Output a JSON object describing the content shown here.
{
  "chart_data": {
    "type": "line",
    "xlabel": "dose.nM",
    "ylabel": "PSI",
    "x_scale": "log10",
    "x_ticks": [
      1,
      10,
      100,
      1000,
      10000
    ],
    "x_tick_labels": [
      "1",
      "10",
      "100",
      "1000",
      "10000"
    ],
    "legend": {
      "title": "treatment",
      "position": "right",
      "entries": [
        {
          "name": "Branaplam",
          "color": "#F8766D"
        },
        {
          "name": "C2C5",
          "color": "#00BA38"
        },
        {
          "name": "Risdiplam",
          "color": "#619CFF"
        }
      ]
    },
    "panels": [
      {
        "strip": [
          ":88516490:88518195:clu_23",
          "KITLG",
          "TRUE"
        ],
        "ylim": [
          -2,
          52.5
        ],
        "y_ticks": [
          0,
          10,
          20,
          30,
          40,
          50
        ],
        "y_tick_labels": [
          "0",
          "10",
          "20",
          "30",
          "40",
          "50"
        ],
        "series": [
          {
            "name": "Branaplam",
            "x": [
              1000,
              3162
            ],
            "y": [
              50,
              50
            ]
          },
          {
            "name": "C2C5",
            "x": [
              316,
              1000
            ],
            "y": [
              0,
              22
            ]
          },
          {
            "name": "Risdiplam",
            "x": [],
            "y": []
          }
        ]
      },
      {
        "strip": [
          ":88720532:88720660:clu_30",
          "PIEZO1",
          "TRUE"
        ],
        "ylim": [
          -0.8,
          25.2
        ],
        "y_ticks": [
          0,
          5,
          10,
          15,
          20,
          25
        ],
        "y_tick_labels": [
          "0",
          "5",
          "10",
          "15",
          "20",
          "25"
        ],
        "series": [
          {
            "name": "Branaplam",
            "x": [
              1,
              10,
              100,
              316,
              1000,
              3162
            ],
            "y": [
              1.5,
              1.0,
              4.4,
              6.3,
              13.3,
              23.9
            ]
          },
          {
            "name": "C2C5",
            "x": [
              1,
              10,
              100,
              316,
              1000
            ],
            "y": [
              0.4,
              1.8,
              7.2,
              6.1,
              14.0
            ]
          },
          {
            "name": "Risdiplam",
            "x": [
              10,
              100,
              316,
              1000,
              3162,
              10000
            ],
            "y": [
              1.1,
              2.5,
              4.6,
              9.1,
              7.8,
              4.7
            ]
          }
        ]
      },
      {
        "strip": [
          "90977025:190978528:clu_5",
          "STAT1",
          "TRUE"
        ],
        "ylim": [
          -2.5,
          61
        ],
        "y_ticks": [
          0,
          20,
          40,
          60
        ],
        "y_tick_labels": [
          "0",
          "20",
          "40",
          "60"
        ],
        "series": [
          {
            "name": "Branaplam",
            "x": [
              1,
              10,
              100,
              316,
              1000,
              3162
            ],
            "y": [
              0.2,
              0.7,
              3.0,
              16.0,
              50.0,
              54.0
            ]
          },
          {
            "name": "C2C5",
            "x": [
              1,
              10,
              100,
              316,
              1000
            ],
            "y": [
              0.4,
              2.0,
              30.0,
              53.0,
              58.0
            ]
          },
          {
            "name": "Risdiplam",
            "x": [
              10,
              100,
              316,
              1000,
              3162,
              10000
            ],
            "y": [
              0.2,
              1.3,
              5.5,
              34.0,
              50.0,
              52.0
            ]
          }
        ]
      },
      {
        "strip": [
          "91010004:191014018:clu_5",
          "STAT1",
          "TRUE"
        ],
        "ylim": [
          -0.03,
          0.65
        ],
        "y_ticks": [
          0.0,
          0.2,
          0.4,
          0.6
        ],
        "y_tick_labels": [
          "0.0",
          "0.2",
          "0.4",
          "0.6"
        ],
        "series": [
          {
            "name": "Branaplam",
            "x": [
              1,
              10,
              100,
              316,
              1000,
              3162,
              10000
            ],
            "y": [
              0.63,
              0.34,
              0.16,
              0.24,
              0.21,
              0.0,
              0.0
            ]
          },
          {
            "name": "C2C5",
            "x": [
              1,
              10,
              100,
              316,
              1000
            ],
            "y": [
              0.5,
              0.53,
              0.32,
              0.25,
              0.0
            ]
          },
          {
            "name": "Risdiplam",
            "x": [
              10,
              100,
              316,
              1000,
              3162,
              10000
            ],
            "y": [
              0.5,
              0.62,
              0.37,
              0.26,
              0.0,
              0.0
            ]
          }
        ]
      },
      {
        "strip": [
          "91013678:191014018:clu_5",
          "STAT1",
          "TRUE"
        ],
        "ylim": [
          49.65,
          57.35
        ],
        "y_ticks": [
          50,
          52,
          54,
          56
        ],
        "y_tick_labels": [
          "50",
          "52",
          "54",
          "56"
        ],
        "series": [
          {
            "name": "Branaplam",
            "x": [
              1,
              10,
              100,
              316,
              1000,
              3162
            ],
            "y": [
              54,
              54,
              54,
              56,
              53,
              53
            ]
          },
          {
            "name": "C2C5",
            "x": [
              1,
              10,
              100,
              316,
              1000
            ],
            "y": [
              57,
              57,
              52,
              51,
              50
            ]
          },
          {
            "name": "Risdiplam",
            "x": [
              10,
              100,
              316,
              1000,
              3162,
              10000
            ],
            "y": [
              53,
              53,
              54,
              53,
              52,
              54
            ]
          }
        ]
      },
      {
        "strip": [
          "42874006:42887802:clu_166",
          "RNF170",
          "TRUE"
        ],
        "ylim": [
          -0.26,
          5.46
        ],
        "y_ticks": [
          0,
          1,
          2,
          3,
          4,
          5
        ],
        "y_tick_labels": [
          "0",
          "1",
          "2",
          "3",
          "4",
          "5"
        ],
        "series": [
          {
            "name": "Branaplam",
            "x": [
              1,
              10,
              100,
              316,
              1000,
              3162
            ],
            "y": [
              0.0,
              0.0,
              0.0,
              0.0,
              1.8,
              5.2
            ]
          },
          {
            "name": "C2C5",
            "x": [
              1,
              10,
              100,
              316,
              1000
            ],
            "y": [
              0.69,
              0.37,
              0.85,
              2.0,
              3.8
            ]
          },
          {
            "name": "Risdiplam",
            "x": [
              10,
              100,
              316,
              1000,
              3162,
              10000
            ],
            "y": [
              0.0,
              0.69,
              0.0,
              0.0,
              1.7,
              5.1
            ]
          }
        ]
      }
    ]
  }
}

^^^^^^^^^^^^^^^^

Exercise goal - Extract each line from the listing above, please, and repeat it exactly.

Solved exercise -
Output a JSON object describing the content shown here.
{
  "chart_data": {
    "type": "line",
    "xlabel": "dose.nM",
    "ylabel": "PSI",
    "x_scale": "log10",
    "x_ticks": [
      1,
      10,
      100,
      1000,
      10000
    ],
    "x_tick_labels": [
      "1",
      "10",
      "100",
      "1000",
      "10000"
    ],
    "legend": {
      "title": "treatment",
      "position": "right",
      "entries": [
        {
          "name": "Branaplam",
          "color": "#F8766D"
        },
        {
          "name": "C2C5",
          "color": "#00BA38"
        },
        {
          "name": "Risdiplam",
          "color": "#619CFF"
        }
      ]
    },
    "panels": [
      {
        "strip": [
          ":88516490:88518195:clu_23",
          "KITLG",
          "TRUE"
        ],
        "ylim": [
          -2,
          52.5
        ],
        "y_ticks": [
          0,
          10,
          20,
          30,
          40,
          50
        ],
        "y_tick_labels": [
          "0",
          "10",
          "20",
          "30",
          "40",
          "50"
        ],
        "series": [
          {
            "name": "Branaplam",
            "x": [
              1000,
              3162
            ],
            "y": [
              50,
              50
            ]
          },
          {
            "name": "C2C5",
            "x": [
              316,
              1000
            ],
            "y": [
              0,
              22
            ]
          },
          {
            "name": "Risdiplam",
            "x": [],
            "y": []
          }
        ]
      },
      {
        "strip": [
          ":88720532:88720660:clu_30",
          "PIEZO1",
          "TRUE"
        ],
        "ylim": [
          -0.8,
          25.2
        ],
        "y_ticks": [
          0,
          5,
          10,
          15,
          20,
          25
        ],
        "y_tick_labels": [
          "0",
          "5",
          "10",
          "15",
          "20",
          "25"
        ],
        "series": [
          {
            "name": "Branaplam",
            "x": [
              1,
              10,
              100,
              316,
              1000,
              3162
            ],
            "y": [
              1.5,
              1.0,
              4.4,
              6.3,
              13.3,
              23.9
            ]
          },
          {
            "name": "C2C5",
            "x": [
              1,
              10,
              100,
              316,
              1000
            ],
            "y": [
              0.4,
              1.8,
              7.2,
              6.1,
              14.0
            ]
          },
          {
            "name": "Risdiplam",
            "x": [
              10,
              100,
              316,
              1000,
              3162,
              10000
            ],
            "y": [
              1.1,
              2.5,
              4.6,
              9.1,
              7.8,
              4.7
            ]
          }
        ]
      },
      {
        "strip": [
          "90977025:190978528:clu_5",
          "STAT1",
          "TRUE"
        ],
        "ylim": [
          -2.5,
          61
        ],
        "y_ticks": [
          0,
          20,
          40,
          60
        ],
        "y_tick_labels": [
          "0",
          "20",
          "40",
          "60"
        ],
        "series": [
          {
            "name": "Branaplam",
            "x": [
              1,
              10,
              100,
              316,
              1000,
              3162
            ],
            "y": [
              0.2,
              0.7,
              3.0,
              16.0,
              50.0,
              54.0
            ]
          },
          {
            "name": "C2C5",
            "x": [
              1,
              10,
              100,
              316,
              1000
            ],
            "y": [
              0.4,
              2.0,
              30.0,
              53.0,
              58.0
            ]
          },
          {
            "name": "Risdiplam",
            "x": [
              10,
              100,
              316,
              1000,
              3162,
              10000
            ],
            "y": [
              0.2,
              1.3,
              5.5,
              34.0,
              50.0,
              52.0
            ]
          }
        ]
      },
      {
        "strip": [
          "91010004:191014018:clu_5",
          "STAT1",
          "TRUE"
        ],
        "ylim": [
          -0.03,
          0.65
        ],
        "y_ticks": [
          0.0,
          0.2,
          0.4,
          0.6
        ],
        "y_tick_labels": [
          "0.0",
          "0.2",
          "0.4",
          "0.6"
        ],
        "series": [
          {
            "name": "Branaplam",
            "x": [
              1,
              10,
              100,
              316,
              1000,
              3162,
              10000
            ],
            "y": [
              0.63,
              0.34,
              0.16,
              0.24,
              0.21,
              0.0,
              0.0
            ]
          },
          {
            "name": "C2C5",
            "x": [
              1,
              10,
              100,
              316,
              1000
            ],
            "y": [
              0.5,
              0.53,
              0.32,
              0.25,
              0.0
            ]
          },
          {
            "name": "Risdiplam",
            "x": [
              10,
              100,
              316,
              1000,
              3162,
              10000
            ],
            "y": [
              0.5,
              0.62,
              0.37,
              0.26,
              0.0,
              0.0
            ]
          }
        ]
      },
      {
        "strip": [
          "91013678:191014018:clu_5",
          "STAT1",
          "TRUE"
        ],
        "ylim": [
          49.65,
          57.35
        ],
        "y_ticks": [
          50,
          52,
          54,
          56
        ],
        "y_tick_labels": [
          "50",
          "52",
          "54",
          "56"
        ],
        "series": [
          {
            "name": "Branaplam",
            "x": [
              1,
              10,
              100,
              316,
              1000,
              3162
            ],
            "y": [
              54,
              54,
              54,
              56,
              53,
              53
            ]
          },
          {
            "name": "C2C5",
            "x": [
              1,
              10,
              100,
              316,
              1000
            ],
            "y": [
              57,
              57,
              52,
              51,
              50
            ]
          },
          {
            "name": "Risdiplam",
            "x": [
              10,
              100,
              316,
              1000,
              3162,
              10000
            ],
            "y": [
              53,
              53,
              54,
              53,
              52,
              54
            ]
          }
        ]
      },
      {
        "strip": [
          "42874006:42887802:clu_166",
          "RNF170",
          "TRUE"
        ],
        "ylim": [
          -0.26,
          5.46
        ],
        "y_ticks": [
          0,
          1,
          2,
          3,
          4,
          5
        ],
        "y_tick_labels": [
          "0",
          "1",
          "2",
          "3",
          "4",
          "5"
        ],
        "series": [
          {
            "name": "Branaplam",
            "x": [
              1,
              10,
              100,
              316,
              1000,
              3162
            ],
            "y": [
              0.0,
              0.0,
              0.0,
              0.0,
              1.8,
              5.2
            ]
          },
          {
            "name": "C2C5",
            "x": [
              1,
              10,
              100,
              316,
              1000
            ],
            "y": [
              0.69,
              0.37,
              0.85,
              2.0,
              3.8
            ]
          },
          {
            "name": "Risdiplam",
            "x": [
              10,
              100,
              316,
              1000,
              3162,
              10000
            ],
            "y": [
              0.0,
              0.69,
              0.0,
              0.0,
              1.7,
              5.1
            ]
          }
        ]
      }
    ]
  }
}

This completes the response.